Listed entries:
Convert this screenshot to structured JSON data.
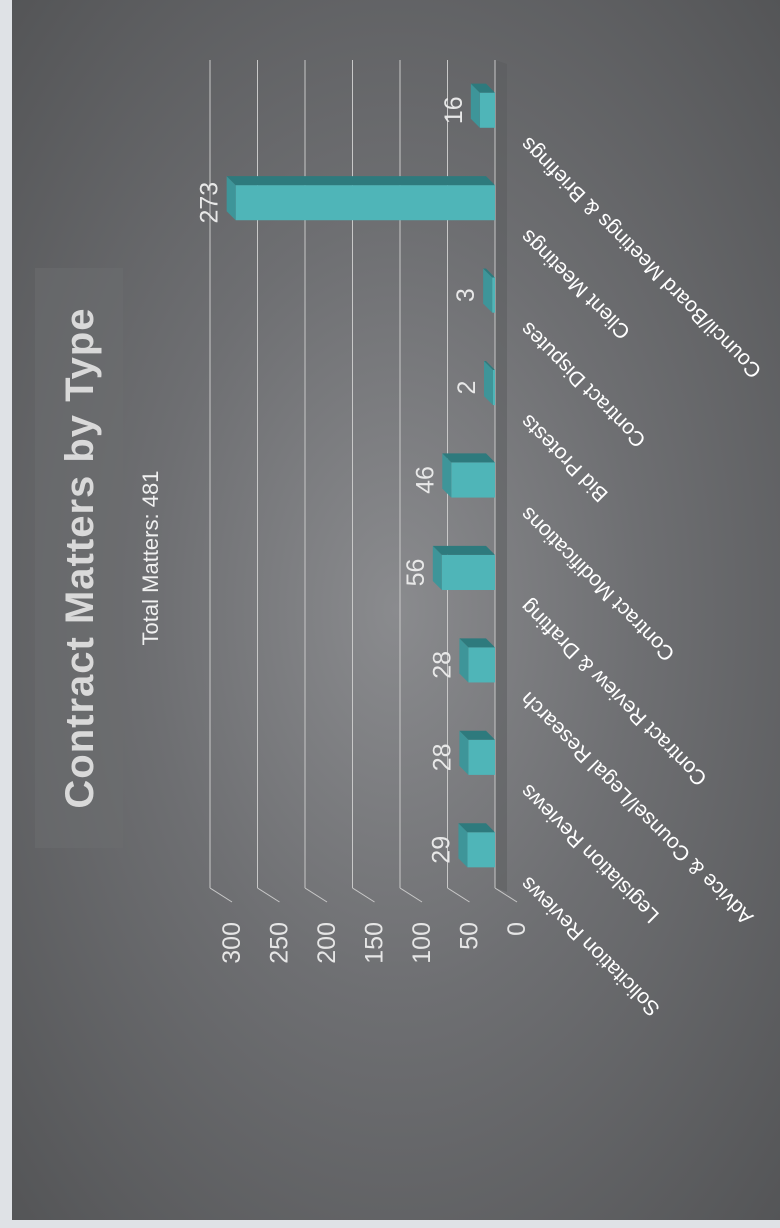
{
  "chart_data": {
    "type": "bar",
    "title": "Contract Matters by Type",
    "subtitle": "Total Matters: 481",
    "categories": [
      "Solicitation Reviews",
      "Legislation Reviews",
      "Advice & Counsel/Legal Research",
      "Contract Review & Drafting",
      "Contract Modifications",
      "Bid Protests",
      "Contract Disputes",
      "Client Meetings",
      "Council/Board Meetings & Briefings"
    ],
    "values": [
      29,
      28,
      28,
      56,
      46,
      2,
      3,
      273,
      16
    ],
    "data_labels": [
      "29",
      "28",
      "28",
      "56",
      "46",
      "2",
      "3",
      "273",
      "16"
    ],
    "y_ticks": [
      "0",
      "50",
      "100",
      "150",
      "200",
      "250",
      "300"
    ],
    "ylim": [
      0,
      300
    ],
    "orientation": "rotated 90 degrees counter-clockwise",
    "grid": true,
    "bar_color": "#4fb5b8"
  }
}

Work required: Copy each line of the records that contains the word "Meetings".

Right answer:
      "Client Meetings",
      "Council/Board Meetings & Briefings"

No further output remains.